What to do: State the number of lines in these records holding "this". Say nothing more.

Supplied information:
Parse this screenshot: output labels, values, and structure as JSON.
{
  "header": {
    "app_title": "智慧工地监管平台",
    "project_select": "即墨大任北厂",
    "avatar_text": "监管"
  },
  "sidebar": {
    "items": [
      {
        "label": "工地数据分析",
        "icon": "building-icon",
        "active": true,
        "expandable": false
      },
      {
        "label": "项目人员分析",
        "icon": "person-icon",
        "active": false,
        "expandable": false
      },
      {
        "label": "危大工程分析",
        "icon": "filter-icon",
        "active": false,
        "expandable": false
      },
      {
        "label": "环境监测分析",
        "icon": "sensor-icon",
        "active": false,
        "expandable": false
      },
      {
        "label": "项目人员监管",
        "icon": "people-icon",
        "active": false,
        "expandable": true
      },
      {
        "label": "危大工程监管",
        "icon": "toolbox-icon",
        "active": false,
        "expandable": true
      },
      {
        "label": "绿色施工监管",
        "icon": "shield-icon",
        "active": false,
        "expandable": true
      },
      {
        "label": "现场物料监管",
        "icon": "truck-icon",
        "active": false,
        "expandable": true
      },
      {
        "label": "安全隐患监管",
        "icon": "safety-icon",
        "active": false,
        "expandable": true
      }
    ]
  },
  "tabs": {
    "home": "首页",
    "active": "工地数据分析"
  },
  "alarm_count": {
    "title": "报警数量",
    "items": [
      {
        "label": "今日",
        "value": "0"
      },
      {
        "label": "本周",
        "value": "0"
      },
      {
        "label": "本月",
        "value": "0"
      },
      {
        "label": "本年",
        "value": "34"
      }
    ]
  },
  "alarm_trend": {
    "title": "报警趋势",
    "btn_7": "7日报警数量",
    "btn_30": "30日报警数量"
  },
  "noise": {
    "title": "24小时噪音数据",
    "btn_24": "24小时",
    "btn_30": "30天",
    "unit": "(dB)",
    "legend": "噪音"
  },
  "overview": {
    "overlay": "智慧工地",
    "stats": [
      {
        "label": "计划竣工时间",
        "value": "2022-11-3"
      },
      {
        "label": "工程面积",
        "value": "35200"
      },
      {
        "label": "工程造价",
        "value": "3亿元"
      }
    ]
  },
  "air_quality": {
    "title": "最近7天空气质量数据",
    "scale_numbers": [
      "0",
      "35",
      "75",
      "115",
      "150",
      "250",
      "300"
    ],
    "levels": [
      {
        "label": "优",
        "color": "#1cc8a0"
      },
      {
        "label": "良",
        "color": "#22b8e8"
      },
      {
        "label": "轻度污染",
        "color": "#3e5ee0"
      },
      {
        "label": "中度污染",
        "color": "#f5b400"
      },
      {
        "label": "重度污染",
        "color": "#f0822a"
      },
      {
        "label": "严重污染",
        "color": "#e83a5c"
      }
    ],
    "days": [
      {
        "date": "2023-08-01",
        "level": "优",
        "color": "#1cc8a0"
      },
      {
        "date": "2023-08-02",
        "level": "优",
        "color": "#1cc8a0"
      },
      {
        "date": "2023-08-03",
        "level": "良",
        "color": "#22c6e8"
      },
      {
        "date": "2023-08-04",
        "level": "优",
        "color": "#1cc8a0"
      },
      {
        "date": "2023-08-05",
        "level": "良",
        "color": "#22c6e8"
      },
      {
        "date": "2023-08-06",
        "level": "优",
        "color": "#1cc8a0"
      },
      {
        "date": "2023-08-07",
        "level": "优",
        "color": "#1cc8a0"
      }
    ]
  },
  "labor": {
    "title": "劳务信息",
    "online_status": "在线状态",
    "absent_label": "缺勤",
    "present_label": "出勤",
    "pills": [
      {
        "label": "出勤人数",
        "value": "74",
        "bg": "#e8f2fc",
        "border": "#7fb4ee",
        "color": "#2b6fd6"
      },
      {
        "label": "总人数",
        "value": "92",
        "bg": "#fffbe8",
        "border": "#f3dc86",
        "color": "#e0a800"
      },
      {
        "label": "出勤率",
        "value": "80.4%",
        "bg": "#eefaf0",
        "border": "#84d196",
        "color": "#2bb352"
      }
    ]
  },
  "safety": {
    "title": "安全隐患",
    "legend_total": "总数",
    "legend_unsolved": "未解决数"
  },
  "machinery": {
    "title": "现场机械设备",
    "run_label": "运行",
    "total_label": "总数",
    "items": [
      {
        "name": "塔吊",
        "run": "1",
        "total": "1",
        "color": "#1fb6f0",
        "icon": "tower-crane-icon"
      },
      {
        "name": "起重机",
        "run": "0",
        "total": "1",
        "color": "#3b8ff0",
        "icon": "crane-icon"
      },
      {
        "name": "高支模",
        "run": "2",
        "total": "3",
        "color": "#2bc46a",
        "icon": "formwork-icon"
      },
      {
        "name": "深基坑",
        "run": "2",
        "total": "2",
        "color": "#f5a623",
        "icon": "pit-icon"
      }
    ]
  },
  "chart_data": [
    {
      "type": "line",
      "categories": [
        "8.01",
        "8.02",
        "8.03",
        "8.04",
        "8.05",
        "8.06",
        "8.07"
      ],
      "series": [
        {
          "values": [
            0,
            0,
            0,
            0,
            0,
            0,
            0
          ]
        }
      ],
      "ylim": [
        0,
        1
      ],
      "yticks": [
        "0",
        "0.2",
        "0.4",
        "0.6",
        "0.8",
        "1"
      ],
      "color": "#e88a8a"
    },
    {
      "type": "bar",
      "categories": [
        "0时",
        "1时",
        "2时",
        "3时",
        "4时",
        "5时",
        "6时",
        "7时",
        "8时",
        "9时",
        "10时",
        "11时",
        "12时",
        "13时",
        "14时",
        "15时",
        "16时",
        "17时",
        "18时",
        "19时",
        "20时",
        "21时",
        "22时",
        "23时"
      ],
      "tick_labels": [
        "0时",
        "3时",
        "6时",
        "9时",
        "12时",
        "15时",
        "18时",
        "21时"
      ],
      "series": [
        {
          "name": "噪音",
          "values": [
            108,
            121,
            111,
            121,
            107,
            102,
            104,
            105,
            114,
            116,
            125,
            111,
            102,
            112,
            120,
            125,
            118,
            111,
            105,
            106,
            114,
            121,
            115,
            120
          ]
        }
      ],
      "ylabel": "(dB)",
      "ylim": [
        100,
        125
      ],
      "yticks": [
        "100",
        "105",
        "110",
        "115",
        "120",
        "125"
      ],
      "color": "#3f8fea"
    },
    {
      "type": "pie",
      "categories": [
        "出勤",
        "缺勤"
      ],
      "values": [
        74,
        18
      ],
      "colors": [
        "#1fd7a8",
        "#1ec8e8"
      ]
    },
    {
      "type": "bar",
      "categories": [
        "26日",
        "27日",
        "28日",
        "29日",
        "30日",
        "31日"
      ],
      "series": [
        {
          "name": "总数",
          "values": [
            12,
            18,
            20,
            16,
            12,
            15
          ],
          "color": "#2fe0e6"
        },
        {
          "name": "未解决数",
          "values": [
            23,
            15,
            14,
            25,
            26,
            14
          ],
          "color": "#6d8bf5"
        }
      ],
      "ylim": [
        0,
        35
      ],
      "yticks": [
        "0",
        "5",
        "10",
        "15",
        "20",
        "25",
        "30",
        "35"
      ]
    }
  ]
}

==

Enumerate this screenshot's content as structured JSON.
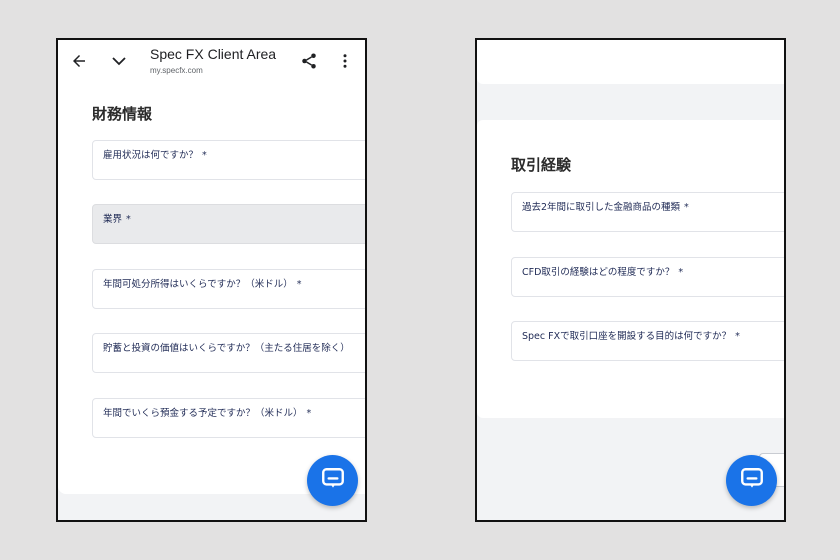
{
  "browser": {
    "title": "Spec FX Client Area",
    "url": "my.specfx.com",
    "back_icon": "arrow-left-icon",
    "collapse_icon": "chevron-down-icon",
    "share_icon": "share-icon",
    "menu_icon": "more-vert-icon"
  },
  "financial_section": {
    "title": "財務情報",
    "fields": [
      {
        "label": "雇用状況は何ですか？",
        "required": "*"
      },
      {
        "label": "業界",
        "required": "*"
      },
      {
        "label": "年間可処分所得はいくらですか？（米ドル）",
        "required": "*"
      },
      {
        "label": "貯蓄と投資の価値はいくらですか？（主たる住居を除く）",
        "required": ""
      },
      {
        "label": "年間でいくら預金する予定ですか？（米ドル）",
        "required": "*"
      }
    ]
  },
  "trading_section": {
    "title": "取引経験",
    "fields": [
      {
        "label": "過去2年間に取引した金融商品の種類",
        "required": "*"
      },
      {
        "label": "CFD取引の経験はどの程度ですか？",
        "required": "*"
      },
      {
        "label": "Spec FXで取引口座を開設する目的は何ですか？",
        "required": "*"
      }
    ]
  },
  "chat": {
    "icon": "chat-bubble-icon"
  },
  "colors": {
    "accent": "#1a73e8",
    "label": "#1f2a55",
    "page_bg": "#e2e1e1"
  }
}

Expected answer: 2